Stored data:
____

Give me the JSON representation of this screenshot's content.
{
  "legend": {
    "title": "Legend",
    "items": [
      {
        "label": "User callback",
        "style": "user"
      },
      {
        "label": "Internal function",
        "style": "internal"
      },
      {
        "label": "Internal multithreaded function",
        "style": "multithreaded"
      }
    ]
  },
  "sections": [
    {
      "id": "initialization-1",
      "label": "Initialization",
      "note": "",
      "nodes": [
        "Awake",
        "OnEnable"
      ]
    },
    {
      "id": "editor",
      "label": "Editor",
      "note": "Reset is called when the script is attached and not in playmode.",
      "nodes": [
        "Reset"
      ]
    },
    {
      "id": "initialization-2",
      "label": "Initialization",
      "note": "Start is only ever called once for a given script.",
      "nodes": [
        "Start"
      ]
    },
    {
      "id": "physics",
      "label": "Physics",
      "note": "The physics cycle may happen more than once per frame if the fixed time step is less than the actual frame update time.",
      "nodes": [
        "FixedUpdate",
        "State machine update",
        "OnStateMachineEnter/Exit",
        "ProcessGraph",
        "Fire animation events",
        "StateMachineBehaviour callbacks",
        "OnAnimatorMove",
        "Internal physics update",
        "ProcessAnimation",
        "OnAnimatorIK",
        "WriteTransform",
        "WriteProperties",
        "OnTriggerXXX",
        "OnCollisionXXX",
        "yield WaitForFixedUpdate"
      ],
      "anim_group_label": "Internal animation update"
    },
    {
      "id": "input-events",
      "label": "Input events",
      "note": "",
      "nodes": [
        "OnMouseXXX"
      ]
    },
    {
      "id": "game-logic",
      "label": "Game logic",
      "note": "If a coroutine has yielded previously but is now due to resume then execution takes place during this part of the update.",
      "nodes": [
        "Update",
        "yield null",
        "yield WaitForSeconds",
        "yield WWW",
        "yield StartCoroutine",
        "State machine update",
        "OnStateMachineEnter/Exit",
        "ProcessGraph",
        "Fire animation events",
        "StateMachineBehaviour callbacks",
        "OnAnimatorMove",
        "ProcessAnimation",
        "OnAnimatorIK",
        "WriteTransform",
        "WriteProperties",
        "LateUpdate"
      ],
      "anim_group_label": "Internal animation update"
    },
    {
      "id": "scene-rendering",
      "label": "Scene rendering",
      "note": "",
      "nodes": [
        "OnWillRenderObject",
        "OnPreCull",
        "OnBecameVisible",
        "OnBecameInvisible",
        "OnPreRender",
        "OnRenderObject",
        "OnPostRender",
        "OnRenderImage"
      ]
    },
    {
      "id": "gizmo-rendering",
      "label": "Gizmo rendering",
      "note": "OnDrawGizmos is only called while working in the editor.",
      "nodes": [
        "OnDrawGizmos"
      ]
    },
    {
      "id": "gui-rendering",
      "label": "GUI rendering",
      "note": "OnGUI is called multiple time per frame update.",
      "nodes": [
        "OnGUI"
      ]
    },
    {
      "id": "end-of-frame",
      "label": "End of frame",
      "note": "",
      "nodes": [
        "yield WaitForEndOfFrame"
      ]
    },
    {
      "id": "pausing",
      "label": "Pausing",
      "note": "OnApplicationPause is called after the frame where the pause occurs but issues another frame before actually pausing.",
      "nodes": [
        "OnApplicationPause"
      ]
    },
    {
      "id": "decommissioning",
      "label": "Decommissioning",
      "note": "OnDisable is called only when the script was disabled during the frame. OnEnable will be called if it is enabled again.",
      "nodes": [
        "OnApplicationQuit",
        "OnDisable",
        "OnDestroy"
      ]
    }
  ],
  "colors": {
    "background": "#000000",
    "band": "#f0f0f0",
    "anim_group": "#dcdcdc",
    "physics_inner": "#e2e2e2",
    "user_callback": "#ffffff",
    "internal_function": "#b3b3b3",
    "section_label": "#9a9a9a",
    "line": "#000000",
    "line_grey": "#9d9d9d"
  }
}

____

Copy every line of the listing containing the string "only".

      "note": "Start is only ever called once for a given script.",
      "note": "OnDrawGizmos is only called while working in the editor.",
      "note": "OnDisable is called only when the script was disabled during the frame. OnEnable will be called if it is enabled again.",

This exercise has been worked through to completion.